Exercise: Everything in the listing should be restated word for word.
╔══
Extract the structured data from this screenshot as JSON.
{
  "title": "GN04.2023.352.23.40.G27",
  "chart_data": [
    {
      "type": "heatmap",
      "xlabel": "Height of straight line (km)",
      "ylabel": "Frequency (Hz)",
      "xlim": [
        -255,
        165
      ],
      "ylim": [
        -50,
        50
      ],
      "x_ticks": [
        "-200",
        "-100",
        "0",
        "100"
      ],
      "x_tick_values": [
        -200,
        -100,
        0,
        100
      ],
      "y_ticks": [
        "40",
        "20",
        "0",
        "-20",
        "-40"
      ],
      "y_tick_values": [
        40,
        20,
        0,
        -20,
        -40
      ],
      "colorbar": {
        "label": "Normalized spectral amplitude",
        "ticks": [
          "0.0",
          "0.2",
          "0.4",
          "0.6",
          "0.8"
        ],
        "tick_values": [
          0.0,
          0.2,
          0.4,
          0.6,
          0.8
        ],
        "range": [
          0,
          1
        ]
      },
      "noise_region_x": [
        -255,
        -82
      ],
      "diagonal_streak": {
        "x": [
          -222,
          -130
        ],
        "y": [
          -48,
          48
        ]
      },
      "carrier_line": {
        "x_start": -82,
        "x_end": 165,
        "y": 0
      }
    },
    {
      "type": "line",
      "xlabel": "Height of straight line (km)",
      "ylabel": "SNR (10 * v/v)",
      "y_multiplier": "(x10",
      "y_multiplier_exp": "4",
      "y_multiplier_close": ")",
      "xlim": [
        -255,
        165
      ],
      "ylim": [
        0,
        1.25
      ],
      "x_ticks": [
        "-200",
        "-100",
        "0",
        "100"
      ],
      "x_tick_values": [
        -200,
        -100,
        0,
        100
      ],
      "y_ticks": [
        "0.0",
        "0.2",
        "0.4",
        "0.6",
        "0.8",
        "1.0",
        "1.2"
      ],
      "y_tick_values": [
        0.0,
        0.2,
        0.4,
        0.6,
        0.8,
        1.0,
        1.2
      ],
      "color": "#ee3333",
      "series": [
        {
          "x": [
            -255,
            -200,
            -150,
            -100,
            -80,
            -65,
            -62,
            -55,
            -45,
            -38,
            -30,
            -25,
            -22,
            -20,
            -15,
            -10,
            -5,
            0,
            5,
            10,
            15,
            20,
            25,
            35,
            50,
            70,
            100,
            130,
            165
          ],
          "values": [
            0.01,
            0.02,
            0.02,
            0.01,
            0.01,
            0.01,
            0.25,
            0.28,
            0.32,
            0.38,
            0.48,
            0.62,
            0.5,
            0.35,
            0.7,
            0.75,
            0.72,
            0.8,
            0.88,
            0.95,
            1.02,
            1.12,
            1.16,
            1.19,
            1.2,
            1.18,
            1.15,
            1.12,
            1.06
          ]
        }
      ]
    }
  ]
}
╚══
Result of this exercise:
Extract the structured data from this screenshot as JSON.
{
  "title": "GN04.2023.352.23.40.G27",
  "chart_data": [
    {
      "type": "heatmap",
      "xlabel": "Height of straight line (km)",
      "ylabel": "Frequency (Hz)",
      "xlim": [
        -255,
        165
      ],
      "ylim": [
        -50,
        50
      ],
      "x_ticks": [
        "-200",
        "-100",
        "0",
        "100"
      ],
      "x_tick_values": [
        -200,
        -100,
        0,
        100
      ],
      "y_ticks": [
        "40",
        "20",
        "0",
        "-20",
        "-40"
      ],
      "y_tick_values": [
        40,
        20,
        0,
        -20,
        -40
      ],
      "colorbar": {
        "label": "Normalized spectral amplitude",
        "ticks": [
          "0.0",
          "0.2",
          "0.4",
          "0.6",
          "0.8"
        ],
        "tick_values": [
          0.0,
          0.2,
          0.4,
          0.6,
          0.8
        ],
        "range": [
          0,
          1
        ]
      },
      "noise_region_x": [
        -255,
        -82
      ],
      "diagonal_streak": {
        "x": [
          -222,
          -130
        ],
        "y": [
          -48,
          48
        ]
      },
      "carrier_line": {
        "x_start": -82,
        "x_end": 165,
        "y": 0
      }
    },
    {
      "type": "line",
      "xlabel": "Height of straight line (km)",
      "ylabel": "SNR (10 * v/v)",
      "y_multiplier": "(x10",
      "y_multiplier_exp": "4",
      "y_multiplier_close": ")",
      "xlim": [
        -255,
        165
      ],
      "ylim": [
        0,
        1.25
      ],
      "x_ticks": [
        "-200",
        "-100",
        "0",
        "100"
      ],
      "x_tick_values": [
        -200,
        -100,
        0,
        100
      ],
      "y_ticks": [
        "0.0",
        "0.2",
        "0.4",
        "0.6",
        "0.8",
        "1.0",
        "1.2"
      ],
      "y_tick_values": [
        0.0,
        0.2,
        0.4,
        0.6,
        0.8,
        1.0,
        1.2
      ],
      "color": "#ee3333",
      "series": [
        {
          "x": [
            -255,
            -200,
            -150,
            -100,
            -80,
            -65,
            -62,
            -55,
            -45,
            -38,
            -30,
            -25,
            -22,
            -20,
            -15,
            -10,
            -5,
            0,
            5,
            10,
            15,
            20,
            25,
            35,
            50,
            70,
            100,
            130,
            165
          ],
          "values": [
            0.01,
            0.02,
            0.02,
            0.01,
            0.01,
            0.01,
            0.25,
            0.28,
            0.32,
            0.38,
            0.48,
            0.62,
            0.5,
            0.35,
            0.7,
            0.75,
            0.72,
            0.8,
            0.88,
            0.95,
            1.02,
            1.12,
            1.16,
            1.19,
            1.2,
            1.18,
            1.15,
            1.12,
            1.06
          ]
        }
      ]
    }
  ]
}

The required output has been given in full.